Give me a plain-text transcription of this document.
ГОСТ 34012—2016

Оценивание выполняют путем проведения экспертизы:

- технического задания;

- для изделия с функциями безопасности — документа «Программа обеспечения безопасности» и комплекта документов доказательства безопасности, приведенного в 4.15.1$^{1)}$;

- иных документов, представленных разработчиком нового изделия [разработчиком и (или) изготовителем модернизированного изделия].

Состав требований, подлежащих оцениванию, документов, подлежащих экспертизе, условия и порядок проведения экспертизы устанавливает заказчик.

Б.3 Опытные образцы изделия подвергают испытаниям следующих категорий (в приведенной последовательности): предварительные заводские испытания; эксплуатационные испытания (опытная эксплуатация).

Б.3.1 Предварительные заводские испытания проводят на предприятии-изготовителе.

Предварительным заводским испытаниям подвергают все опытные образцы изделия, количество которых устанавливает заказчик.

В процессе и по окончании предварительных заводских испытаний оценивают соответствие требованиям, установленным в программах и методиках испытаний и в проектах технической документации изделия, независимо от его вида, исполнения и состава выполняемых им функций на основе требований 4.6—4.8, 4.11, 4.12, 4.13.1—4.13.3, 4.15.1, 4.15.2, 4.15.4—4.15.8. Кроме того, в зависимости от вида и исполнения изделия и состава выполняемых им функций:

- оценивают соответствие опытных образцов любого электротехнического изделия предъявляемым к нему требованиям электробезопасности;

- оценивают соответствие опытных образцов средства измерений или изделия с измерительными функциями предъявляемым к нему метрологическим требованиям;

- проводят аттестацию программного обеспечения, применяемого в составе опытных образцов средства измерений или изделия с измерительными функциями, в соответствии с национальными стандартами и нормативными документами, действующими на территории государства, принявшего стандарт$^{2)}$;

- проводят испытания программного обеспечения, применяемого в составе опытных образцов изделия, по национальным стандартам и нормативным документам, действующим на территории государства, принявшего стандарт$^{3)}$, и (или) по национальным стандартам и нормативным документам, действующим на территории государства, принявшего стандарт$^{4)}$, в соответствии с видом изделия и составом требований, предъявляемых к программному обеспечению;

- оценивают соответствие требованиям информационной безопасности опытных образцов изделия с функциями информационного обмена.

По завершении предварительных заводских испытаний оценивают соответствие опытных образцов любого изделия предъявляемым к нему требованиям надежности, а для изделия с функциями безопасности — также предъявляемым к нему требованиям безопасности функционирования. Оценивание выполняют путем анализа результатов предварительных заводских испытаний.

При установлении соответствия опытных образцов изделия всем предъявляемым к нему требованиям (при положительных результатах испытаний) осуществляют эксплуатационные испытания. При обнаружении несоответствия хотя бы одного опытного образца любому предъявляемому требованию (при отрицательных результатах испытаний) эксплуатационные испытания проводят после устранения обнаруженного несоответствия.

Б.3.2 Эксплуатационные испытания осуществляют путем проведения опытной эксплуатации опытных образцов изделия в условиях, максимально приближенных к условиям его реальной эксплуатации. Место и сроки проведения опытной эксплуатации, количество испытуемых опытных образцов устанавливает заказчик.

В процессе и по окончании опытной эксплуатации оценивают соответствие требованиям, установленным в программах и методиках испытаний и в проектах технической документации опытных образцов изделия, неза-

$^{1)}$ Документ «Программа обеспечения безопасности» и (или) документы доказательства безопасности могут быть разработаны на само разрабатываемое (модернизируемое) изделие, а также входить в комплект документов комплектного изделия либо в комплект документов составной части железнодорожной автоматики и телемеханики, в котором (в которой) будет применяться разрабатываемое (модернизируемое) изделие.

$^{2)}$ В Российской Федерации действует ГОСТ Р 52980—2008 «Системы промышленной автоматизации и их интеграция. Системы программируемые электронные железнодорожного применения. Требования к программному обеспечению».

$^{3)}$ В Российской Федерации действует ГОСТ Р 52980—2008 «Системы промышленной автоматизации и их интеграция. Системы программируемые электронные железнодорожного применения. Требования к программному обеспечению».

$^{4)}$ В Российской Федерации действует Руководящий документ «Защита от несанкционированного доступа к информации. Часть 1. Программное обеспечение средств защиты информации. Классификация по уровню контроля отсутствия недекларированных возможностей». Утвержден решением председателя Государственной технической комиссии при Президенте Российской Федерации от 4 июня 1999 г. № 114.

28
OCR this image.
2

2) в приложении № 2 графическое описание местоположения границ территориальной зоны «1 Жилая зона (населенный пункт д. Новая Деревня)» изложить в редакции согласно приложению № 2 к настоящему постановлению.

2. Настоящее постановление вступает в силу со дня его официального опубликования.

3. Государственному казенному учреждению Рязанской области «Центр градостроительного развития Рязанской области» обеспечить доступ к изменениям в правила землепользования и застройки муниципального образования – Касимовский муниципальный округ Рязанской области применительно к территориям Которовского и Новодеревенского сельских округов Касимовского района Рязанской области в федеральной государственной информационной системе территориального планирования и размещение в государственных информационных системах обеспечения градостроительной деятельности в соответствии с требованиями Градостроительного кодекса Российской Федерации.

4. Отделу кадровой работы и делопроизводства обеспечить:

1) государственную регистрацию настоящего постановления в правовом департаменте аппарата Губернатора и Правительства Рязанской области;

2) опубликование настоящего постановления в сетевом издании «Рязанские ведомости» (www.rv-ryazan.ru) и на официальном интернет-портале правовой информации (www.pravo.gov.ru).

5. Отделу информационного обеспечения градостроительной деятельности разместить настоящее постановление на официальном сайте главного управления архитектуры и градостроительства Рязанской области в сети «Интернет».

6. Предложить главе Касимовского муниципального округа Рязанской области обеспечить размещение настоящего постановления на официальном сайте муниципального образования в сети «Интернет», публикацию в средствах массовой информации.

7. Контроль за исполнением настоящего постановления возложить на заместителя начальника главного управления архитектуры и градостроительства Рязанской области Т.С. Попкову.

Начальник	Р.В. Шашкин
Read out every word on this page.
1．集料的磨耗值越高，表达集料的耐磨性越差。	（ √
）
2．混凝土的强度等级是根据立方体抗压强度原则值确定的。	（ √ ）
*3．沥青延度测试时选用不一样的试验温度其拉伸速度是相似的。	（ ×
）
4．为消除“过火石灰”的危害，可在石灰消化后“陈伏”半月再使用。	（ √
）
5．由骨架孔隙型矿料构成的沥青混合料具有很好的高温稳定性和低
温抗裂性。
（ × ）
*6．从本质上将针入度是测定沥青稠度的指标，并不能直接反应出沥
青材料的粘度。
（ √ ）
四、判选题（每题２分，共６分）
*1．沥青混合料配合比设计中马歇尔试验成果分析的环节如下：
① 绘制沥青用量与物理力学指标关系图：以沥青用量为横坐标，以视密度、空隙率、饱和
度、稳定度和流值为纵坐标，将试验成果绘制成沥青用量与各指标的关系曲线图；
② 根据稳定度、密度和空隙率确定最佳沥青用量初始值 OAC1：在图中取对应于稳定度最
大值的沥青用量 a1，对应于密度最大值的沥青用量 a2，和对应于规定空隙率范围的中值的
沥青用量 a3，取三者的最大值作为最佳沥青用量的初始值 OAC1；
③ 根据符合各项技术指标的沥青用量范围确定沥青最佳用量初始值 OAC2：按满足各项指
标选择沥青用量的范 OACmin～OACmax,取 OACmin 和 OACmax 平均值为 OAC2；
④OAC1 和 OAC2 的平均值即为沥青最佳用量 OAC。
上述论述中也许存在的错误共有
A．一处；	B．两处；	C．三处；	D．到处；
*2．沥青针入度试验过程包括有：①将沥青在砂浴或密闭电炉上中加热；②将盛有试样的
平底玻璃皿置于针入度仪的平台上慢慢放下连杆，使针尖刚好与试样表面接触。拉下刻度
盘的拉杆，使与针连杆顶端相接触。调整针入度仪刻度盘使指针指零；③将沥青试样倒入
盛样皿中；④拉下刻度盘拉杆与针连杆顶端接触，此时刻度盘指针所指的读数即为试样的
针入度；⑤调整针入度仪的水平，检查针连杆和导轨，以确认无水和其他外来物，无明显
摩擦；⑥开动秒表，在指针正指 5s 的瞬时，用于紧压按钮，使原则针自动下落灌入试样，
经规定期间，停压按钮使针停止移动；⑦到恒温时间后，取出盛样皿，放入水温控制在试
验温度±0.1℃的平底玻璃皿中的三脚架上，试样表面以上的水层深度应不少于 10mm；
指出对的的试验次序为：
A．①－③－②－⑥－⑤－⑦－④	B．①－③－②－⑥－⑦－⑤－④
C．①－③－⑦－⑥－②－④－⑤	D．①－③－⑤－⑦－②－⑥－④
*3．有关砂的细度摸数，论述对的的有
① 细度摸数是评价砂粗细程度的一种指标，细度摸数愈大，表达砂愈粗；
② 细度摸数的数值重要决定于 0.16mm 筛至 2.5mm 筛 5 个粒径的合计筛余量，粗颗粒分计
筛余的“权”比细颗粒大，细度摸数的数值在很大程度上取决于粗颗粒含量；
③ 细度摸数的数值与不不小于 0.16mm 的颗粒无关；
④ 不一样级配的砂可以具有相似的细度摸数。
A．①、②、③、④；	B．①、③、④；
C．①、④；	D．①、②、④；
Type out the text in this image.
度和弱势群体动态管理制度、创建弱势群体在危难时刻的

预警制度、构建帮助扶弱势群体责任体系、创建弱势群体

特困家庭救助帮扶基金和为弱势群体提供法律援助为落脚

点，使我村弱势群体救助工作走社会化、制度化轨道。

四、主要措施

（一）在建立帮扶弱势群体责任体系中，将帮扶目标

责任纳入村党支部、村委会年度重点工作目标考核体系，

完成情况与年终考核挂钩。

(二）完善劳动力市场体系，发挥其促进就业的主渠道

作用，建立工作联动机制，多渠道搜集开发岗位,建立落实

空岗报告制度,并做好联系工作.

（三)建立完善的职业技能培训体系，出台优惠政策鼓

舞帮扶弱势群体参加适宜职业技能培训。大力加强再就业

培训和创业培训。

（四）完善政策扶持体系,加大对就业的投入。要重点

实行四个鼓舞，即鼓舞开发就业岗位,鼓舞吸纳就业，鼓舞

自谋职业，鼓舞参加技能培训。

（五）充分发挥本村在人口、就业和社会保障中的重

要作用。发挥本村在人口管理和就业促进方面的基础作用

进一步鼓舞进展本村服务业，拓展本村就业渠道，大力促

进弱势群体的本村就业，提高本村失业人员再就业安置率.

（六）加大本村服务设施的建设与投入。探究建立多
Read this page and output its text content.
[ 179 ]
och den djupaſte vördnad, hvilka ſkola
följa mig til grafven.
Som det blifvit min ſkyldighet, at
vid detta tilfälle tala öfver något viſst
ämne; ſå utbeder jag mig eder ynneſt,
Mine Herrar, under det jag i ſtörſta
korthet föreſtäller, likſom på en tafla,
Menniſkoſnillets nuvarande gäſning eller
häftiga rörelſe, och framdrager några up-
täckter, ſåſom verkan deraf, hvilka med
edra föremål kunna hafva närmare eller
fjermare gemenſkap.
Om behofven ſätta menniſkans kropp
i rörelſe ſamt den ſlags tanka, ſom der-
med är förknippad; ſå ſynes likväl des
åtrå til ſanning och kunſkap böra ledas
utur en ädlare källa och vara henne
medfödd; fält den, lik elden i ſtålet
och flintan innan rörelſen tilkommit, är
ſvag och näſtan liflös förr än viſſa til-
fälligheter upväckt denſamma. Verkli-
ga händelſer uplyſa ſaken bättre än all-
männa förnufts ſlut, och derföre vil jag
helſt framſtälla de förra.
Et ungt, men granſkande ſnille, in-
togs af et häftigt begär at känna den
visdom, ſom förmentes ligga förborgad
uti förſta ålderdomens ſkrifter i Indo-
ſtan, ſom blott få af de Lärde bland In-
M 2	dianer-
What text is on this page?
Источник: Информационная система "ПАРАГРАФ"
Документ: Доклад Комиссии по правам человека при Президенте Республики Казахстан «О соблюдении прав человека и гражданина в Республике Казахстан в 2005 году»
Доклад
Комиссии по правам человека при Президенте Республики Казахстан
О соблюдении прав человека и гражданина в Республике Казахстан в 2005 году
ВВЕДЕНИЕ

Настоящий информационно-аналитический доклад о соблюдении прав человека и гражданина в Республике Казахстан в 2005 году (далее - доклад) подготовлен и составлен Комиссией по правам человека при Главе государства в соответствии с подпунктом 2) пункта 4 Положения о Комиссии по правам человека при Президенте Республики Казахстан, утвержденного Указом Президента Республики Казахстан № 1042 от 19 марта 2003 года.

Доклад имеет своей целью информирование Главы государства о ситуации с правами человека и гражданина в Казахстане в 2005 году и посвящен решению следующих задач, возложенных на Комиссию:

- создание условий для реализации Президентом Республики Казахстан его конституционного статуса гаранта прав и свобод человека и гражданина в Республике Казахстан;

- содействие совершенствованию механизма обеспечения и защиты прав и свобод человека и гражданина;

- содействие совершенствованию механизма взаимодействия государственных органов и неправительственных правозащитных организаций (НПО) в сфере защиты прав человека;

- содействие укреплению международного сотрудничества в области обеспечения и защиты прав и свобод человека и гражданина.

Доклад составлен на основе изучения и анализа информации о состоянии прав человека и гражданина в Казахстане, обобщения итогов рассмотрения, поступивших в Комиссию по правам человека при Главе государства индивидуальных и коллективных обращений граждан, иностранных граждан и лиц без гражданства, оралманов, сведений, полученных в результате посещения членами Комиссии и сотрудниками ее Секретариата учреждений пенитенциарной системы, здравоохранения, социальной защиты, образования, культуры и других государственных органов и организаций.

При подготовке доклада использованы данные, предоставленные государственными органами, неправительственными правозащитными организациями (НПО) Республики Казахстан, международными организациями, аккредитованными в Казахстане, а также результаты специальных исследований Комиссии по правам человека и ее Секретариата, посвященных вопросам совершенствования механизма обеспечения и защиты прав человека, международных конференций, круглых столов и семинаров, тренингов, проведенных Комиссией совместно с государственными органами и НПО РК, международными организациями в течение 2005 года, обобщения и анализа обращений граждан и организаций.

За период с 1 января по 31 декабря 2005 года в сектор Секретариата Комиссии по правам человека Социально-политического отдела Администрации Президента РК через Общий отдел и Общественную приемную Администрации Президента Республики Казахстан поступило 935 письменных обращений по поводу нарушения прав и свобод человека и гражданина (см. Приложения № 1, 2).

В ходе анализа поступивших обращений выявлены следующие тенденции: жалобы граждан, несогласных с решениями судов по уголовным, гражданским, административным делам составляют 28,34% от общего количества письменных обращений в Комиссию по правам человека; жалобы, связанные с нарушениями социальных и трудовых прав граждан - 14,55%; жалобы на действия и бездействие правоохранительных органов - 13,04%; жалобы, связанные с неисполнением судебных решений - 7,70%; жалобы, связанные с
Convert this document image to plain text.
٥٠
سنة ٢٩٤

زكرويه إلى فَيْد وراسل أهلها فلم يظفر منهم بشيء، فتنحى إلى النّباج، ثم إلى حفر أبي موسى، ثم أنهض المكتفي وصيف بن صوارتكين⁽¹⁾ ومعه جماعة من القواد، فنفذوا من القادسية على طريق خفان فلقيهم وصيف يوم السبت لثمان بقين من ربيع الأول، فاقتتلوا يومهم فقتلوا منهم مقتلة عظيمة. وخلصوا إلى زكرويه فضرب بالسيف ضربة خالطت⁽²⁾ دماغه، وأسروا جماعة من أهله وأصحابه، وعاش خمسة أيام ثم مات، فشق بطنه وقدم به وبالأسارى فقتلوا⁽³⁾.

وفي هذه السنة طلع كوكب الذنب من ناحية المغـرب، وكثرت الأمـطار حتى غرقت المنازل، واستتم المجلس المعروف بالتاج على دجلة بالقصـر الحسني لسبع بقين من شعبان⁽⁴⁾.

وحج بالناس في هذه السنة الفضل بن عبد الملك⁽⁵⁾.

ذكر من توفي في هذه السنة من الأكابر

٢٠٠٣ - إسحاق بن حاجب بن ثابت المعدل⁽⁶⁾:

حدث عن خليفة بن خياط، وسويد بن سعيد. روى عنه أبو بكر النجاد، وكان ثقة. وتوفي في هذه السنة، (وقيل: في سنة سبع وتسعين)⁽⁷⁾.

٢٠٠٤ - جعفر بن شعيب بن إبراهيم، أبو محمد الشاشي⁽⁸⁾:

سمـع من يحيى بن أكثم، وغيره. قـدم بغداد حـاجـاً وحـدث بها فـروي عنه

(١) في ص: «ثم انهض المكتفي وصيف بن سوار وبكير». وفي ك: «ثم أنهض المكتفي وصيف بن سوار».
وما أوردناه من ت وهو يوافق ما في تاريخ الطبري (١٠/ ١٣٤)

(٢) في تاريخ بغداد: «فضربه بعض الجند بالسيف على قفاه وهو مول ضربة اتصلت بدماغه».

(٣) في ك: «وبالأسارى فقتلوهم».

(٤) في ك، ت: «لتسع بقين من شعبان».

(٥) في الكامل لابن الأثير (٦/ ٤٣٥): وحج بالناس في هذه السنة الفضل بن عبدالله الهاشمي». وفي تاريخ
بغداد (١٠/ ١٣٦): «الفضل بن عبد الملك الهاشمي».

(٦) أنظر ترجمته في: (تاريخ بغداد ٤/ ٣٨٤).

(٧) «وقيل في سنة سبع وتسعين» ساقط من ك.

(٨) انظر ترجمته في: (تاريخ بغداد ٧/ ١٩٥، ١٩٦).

.....

▶ _Short task_:
Lines that include the word "муниципального" are to be extracted from the data above.

▶ _Solved exercise_:
3. Государственному казенному учреждению Рязанской области «Центр градостроительного развития Рязанской области» обеспечить доступ к изменениям в правила землепользования и застройки муниципального образования – Касимовский муниципальный округ Рязанской области применительно к территориям Которовского и Новодеревенского сельских округов Касимовского района Рязанской области в федеральной государственной информационной системе территориального планирования и размещение в государственных информационных системах обеспечения градостроительной деятельности в соответствии с требованиями Градостроительного кодекса Российской Федерации.
6. Предложить главе Касимовского муниципального округа Рязанской области обеспечить размещение настоящего постановления на официальном сайте муниципального образования в сети «Интернет», публикацию в средствах массовой информации.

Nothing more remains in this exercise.